### TASK INPUTS
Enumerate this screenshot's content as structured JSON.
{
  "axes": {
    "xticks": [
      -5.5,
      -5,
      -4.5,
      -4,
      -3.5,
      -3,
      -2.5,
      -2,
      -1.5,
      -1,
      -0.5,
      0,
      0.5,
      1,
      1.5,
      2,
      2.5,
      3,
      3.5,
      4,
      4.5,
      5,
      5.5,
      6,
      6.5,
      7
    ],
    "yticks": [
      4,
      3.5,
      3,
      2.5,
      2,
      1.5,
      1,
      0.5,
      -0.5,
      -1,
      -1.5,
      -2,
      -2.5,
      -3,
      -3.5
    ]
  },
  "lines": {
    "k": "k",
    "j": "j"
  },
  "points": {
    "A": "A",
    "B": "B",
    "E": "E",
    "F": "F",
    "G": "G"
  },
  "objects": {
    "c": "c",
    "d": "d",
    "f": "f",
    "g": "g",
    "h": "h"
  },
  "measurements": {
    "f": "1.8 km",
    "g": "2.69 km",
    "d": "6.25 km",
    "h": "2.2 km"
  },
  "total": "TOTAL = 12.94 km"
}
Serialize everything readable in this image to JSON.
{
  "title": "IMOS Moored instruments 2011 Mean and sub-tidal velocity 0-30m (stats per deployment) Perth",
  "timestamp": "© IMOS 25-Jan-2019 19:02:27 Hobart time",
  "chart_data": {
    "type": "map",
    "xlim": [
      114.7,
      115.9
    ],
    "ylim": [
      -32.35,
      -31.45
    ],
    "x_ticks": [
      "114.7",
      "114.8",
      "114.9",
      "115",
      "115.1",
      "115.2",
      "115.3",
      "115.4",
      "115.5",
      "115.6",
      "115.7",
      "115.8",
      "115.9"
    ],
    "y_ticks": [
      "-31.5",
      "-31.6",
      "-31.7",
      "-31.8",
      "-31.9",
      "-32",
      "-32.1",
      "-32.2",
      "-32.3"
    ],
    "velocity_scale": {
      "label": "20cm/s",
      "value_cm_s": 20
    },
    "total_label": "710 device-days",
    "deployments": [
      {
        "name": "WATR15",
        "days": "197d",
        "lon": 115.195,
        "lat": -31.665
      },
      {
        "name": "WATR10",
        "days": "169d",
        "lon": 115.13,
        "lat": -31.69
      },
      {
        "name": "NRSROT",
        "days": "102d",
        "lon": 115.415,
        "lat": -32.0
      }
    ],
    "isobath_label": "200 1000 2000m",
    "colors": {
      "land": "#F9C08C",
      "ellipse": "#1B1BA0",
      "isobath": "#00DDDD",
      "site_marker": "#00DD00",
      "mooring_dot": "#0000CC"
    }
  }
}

### PROBLEM TO SOLVE
Nothing but the lines from the one with "Serialize everything readable" through the end of the data above should be repeated, each exactly as it stands.

### FINAL RESULT
Serialize everything readable in this image to JSON.
{
  "title": "IMOS Moored instruments 2011 Mean and sub-tidal velocity 0-30m (stats per deployment) Perth",
  "timestamp": "© IMOS 25-Jan-2019 19:02:27 Hobart time",
  "chart_data": {
    "type": "map",
    "xlim": [
      114.7,
      115.9
    ],
    "ylim": [
      -32.35,
      -31.45
    ],
    "x_ticks": [
      "114.7",
      "114.8",
      "114.9",
      "115",
      "115.1",
      "115.2",
      "115.3",
      "115.4",
      "115.5",
      "115.6",
      "115.7",
      "115.8",
      "115.9"
    ],
    "y_ticks": [
      "-31.5",
      "-31.6",
      "-31.7",
      "-31.8",
      "-31.9",
      "-32",
      "-32.1",
      "-32.2",
      "-32.3"
    ],
    "velocity_scale": {
      "label": "20cm/s",
      "value_cm_s": 20
    },
    "total_label": "710 device-days",
    "deployments": [
      {
        "name": "WATR15",
        "days": "197d",
        "lon": 115.195,
        "lat": -31.665
      },
      {
        "name": "WATR10",
        "days": "169d",
        "lon": 115.13,
        "lat": -31.69
      },
      {
        "name": "NRSROT",
        "days": "102d",
        "lon": 115.415,
        "lat": -32.0
      }
    ],
    "isobath_label": "200 1000 2000m",
    "colors": {
      "land": "#F9C08C",
      "ellipse": "#1B1BA0",
      "isobath": "#00DDDD",
      "site_marker": "#00DD00",
      "mooring_dot": "#0000CC"
    }
  }
}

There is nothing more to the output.